• **What to produce**
Reproduce the portion of the text on nuclear bunkers starting with "Also, if the" and going on through "a sleeping bag.".

++++ Provided text ++++


  11. I went to a data centre that used to be a huge nuclear bunker complex in Kent. It was insanely large and had an on site police firearms training centre. The answer to your question, is they have either been sold off or turned into business ventures or left to rot.

    The thing is, you don’t need a massive blast proof bunker to survive a nuclear attack. You need somewhere underground outside a populated area that has clean air filtration and plentiful stockpiles of food and clean water.

    Also, if the UK gets attacked, it’s either going to be a dirty bomb or small bomb delivered by terrorists, domestic or foreign, or it’s going to be part of a massive, total war strike by a belligerent which is the absolute end game, there is no coming back from that.

  12. I remember when my parents local council were found out to have built a massive bunker with full provisions for all the staff and their families using public money

    Because, you know, people are going to need dog shit cleaned up and bins collected after the nuclear apocalypse

  13. I thought think the recommendation was to fill your Bath with water. Paint the glass on your windows white and create a shelter using the doors in your house put your ID in a box and climb into a sleeping bag.

++++ Record extracts ++++

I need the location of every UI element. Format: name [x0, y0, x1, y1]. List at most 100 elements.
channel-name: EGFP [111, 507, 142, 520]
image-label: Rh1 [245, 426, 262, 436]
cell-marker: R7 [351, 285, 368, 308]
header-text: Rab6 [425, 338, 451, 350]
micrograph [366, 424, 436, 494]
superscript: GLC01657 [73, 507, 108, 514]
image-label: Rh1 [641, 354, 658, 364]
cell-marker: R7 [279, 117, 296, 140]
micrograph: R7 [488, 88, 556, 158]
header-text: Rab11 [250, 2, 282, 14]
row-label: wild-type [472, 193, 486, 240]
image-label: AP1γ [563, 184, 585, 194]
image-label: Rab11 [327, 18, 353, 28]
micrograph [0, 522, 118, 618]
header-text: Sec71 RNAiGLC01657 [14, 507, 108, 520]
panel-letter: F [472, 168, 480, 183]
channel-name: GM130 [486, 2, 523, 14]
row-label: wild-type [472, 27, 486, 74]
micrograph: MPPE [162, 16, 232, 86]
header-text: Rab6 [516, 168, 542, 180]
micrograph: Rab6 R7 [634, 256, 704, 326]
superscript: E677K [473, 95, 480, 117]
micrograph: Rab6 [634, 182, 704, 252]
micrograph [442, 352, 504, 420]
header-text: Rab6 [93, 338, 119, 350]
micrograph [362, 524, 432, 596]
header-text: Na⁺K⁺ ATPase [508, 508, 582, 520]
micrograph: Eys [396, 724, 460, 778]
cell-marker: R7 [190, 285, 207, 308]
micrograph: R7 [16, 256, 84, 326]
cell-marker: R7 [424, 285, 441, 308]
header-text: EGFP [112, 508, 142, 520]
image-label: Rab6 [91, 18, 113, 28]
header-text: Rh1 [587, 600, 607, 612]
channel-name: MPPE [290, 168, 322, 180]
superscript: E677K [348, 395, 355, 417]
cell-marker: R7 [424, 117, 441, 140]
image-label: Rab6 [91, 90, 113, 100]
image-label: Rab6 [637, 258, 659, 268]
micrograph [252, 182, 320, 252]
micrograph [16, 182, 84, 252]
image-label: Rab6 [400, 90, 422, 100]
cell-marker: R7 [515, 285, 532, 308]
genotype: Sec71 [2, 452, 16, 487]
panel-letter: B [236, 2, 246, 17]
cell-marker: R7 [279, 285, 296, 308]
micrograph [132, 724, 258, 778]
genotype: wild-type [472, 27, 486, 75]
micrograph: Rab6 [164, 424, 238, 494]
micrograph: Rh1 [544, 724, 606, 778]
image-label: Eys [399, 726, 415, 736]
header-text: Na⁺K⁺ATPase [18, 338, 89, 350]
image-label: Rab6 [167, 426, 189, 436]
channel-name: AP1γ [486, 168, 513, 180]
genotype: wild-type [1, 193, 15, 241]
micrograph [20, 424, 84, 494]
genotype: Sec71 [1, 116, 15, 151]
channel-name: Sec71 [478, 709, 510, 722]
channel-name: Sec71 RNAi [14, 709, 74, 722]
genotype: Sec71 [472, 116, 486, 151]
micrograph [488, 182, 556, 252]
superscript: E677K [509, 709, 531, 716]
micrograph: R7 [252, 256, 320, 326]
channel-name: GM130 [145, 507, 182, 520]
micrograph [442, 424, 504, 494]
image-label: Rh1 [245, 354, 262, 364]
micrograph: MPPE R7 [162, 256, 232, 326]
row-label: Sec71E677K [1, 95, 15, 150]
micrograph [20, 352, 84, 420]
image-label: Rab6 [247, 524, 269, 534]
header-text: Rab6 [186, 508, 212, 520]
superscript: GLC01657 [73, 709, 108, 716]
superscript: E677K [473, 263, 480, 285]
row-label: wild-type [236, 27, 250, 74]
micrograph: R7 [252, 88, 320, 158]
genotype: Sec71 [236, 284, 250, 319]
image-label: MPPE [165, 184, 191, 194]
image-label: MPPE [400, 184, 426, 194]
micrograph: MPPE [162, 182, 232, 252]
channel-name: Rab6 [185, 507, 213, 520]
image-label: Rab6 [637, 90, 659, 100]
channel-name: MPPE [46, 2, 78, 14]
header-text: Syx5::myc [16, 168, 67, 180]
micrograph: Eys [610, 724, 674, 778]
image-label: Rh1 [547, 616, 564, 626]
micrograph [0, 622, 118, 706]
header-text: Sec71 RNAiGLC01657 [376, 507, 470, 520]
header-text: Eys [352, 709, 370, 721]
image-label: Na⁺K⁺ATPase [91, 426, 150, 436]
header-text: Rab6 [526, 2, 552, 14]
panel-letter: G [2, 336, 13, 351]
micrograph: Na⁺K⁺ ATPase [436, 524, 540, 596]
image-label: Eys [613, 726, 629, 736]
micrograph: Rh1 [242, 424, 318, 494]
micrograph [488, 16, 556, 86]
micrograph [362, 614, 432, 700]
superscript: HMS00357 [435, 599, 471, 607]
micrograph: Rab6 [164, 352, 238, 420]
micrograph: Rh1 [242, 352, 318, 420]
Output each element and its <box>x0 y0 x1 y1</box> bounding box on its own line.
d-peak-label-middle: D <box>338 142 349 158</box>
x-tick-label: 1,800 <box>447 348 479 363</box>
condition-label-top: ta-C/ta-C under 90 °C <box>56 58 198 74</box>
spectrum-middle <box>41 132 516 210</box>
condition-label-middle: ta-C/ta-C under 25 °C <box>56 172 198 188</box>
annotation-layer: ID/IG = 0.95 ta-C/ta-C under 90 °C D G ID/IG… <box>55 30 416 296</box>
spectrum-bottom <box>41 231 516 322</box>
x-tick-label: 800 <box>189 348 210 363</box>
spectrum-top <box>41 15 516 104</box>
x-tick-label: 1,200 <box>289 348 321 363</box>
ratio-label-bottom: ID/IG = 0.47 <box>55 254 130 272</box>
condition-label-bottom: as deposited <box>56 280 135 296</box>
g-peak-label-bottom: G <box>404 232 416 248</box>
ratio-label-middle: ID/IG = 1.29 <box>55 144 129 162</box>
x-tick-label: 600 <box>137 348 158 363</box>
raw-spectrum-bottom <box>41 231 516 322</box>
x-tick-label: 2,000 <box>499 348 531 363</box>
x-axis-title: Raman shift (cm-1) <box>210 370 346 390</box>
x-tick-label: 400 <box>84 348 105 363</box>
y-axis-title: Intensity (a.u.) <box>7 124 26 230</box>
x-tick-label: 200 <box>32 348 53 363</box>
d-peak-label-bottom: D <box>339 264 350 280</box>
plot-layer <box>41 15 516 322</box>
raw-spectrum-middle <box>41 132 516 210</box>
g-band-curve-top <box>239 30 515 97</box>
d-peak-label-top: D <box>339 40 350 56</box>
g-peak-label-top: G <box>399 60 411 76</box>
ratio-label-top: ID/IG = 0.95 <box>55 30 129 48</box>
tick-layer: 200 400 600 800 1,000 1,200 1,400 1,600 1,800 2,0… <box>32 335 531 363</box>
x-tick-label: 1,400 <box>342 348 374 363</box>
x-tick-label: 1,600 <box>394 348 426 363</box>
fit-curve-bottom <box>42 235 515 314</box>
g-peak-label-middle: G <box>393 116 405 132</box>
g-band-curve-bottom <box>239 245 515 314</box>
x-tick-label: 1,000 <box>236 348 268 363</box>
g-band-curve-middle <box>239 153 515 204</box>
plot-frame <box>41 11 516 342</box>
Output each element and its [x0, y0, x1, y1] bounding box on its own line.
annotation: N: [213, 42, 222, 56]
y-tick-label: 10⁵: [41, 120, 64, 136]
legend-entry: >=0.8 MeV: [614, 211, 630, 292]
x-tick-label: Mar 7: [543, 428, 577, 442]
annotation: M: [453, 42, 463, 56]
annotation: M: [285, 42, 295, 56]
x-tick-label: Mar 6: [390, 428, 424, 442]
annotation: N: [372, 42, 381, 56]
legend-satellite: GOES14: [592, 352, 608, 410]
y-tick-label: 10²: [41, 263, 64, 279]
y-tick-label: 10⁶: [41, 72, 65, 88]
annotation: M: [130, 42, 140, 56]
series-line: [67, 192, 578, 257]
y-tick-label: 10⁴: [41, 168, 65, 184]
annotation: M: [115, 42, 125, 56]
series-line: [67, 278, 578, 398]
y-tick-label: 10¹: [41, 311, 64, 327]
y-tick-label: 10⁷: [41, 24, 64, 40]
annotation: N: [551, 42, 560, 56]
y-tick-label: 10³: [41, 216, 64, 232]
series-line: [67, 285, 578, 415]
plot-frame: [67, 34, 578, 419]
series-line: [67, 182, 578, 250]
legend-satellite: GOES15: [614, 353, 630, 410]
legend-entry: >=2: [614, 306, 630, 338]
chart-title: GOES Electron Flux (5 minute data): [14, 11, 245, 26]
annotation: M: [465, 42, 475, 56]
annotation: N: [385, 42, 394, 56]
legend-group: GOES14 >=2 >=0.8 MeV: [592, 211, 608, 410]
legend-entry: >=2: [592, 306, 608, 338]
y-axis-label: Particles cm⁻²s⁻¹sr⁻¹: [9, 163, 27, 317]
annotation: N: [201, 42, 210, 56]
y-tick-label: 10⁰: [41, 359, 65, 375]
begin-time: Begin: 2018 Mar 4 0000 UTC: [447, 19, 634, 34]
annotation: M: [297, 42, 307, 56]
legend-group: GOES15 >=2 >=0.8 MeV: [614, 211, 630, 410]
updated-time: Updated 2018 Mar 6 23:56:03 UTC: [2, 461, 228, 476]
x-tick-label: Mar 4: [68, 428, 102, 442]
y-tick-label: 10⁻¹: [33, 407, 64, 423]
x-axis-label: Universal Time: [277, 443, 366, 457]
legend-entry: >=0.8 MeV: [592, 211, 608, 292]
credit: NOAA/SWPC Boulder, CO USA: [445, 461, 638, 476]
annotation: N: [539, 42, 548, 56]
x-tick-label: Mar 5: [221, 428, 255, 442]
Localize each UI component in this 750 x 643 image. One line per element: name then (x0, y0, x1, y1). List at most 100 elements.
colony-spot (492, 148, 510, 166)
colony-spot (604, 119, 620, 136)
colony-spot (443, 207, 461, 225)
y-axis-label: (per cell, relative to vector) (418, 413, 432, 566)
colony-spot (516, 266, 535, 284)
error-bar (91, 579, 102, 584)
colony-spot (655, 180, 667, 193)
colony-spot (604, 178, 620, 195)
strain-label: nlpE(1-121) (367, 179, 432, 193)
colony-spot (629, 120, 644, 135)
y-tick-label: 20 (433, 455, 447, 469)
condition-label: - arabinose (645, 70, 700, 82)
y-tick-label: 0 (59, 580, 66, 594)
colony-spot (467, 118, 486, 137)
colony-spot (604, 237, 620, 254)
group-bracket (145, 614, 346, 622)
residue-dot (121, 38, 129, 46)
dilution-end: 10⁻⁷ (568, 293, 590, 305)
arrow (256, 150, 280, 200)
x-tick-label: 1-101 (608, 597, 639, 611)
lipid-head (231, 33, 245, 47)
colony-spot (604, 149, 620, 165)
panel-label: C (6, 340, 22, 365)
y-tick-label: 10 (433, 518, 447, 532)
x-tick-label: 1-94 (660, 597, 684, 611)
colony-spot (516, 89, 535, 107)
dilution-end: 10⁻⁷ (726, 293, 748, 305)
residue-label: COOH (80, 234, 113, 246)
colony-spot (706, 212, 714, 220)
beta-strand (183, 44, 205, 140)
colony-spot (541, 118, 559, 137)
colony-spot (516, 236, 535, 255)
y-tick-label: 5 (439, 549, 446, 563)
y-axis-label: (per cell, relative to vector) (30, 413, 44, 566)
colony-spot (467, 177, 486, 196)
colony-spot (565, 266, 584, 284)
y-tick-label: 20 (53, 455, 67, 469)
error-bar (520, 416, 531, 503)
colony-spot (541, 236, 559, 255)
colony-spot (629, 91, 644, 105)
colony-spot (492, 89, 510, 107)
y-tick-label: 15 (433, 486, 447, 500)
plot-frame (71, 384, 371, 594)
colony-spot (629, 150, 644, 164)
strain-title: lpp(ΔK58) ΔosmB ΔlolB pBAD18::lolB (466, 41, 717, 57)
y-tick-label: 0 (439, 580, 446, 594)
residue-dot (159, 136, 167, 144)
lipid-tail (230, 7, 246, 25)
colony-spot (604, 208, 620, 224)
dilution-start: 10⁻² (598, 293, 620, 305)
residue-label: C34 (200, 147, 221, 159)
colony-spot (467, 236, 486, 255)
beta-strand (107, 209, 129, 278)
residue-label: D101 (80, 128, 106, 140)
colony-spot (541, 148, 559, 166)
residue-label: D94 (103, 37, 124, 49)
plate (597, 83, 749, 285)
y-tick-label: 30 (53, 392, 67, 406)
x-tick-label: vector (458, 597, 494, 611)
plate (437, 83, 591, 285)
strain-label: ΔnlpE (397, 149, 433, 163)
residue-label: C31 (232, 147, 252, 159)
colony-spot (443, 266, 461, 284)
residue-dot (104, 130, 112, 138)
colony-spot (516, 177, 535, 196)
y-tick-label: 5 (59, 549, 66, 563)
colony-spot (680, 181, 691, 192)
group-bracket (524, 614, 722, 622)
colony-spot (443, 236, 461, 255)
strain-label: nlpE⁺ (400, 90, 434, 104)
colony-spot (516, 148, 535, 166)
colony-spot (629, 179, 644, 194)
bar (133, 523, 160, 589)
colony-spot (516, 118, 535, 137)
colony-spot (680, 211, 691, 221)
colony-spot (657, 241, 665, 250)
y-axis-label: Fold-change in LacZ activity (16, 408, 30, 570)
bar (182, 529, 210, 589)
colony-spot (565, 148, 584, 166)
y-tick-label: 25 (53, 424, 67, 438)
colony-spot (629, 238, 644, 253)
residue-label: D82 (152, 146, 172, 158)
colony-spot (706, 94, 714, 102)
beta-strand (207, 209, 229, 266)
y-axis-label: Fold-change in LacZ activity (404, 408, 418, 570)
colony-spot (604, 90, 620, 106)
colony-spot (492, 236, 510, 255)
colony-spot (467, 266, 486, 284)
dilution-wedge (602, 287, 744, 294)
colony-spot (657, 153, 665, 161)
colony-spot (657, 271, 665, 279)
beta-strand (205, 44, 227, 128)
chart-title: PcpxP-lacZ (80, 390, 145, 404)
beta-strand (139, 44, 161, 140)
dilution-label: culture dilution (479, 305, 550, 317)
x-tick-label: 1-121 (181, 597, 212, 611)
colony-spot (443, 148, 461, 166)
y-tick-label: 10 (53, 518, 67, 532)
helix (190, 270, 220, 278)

++++

• **Exercise output**
Also, if the UK gets attacked, it’s either going to be a dirty bomb or small bomb delivered by terrorists, domestic or foreign, or it’s going to be part of a massive, total war strike by a belligerent which is the absolute end game, there is no coming back from that.

  12. I remember when my parents local council were found out to have built a massive bunker with full provisions for all the staff and their families using public money

    Because, you know, people are going to need dog shit cleaned up and bins collected after the nuclear apocalypse

  13. I thought think the recommendation was to fill your Bath with water. Paint the glass on your windows white and create a shelter using the doors in your house put your ID in a box and climb into a sleeping bag.